"""
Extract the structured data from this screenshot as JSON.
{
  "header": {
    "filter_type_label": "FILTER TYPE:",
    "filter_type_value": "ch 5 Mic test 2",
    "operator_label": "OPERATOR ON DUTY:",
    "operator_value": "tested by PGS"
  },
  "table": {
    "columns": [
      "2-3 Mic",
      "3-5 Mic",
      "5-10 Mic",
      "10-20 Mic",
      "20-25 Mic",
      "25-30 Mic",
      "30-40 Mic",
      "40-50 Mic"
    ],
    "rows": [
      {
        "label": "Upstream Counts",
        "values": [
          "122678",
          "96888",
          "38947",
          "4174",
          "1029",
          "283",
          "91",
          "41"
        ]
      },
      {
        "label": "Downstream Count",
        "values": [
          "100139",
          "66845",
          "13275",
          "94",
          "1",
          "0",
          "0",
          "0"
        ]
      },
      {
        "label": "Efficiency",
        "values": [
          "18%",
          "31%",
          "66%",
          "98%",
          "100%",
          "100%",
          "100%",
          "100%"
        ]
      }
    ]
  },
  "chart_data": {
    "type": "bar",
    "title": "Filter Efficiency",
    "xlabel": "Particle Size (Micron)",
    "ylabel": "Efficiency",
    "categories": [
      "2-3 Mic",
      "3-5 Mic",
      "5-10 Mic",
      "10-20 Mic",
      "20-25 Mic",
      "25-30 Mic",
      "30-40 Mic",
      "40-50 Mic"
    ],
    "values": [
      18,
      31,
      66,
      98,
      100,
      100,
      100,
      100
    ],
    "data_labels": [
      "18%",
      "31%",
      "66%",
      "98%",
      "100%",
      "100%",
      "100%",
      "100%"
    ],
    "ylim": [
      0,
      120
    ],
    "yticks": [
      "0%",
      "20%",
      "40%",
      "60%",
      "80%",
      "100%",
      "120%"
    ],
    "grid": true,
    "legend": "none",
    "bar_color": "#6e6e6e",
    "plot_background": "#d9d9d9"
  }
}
"""
→ Aim
Your task is to extract all of the records exactly.

→ Task result
Extract the structured data from this screenshot as JSON.
{
  "header": {
    "filter_type_label": "FILTER TYPE:",
    "filter_type_value": "ch 5 Mic test 2",
    "operator_label": "OPERATOR ON DUTY:",
    "operator_value": "tested by PGS"
  },
  "table": {
    "columns": [
      "2-3 Mic",
      "3-5 Mic",
      "5-10 Mic",
      "10-20 Mic",
      "20-25 Mic",
      "25-30 Mic",
      "30-40 Mic",
      "40-50 Mic"
    ],
    "rows": [
      {
        "label": "Upstream Counts",
        "values": [
          "122678",
          "96888",
          "38947",
          "4174",
          "1029",
          "283",
          "91",
          "41"
        ]
      },
      {
        "label": "Downstream Count",
        "values": [
          "100139",
          "66845",
          "13275",
          "94",
          "1",
          "0",
          "0",
          "0"
        ]
      },
      {
        "label": "Efficiency",
        "values": [
          "18%",
          "31%",
          "66%",
          "98%",
          "100%",
          "100%",
          "100%",
          "100%"
        ]
      }
    ]
  },
  "chart_data": {
    "type": "bar",
    "title": "Filter Efficiency",
    "xlabel": "Particle Size (Micron)",
    "ylabel": "Efficiency",
    "categories": [
      "2-3 Mic",
      "3-5 Mic",
      "5-10 Mic",
      "10-20 Mic",
      "20-25 Mic",
      "25-30 Mic",
      "30-40 Mic",
      "40-50 Mic"
    ],
    "values": [
      18,
      31,
      66,
      98,
      100,
      100,
      100,
      100
    ],
    "data_labels": [
      "18%",
      "31%",
      "66%",
      "98%",
      "100%",
      "100%",
      "100%",
      "100%"
    ],
    "ylim": [
      0,
      120
    ],
    "yticks": [
      "0%",
      "20%",
      "40%",
      "60%",
      "80%",
      "100%",
      "120%"
    ],
    "grid": true,
    "legend": "none",
    "bar_color": "#6e6e6e",
    "plot_background": "#d9d9d9"
  }
}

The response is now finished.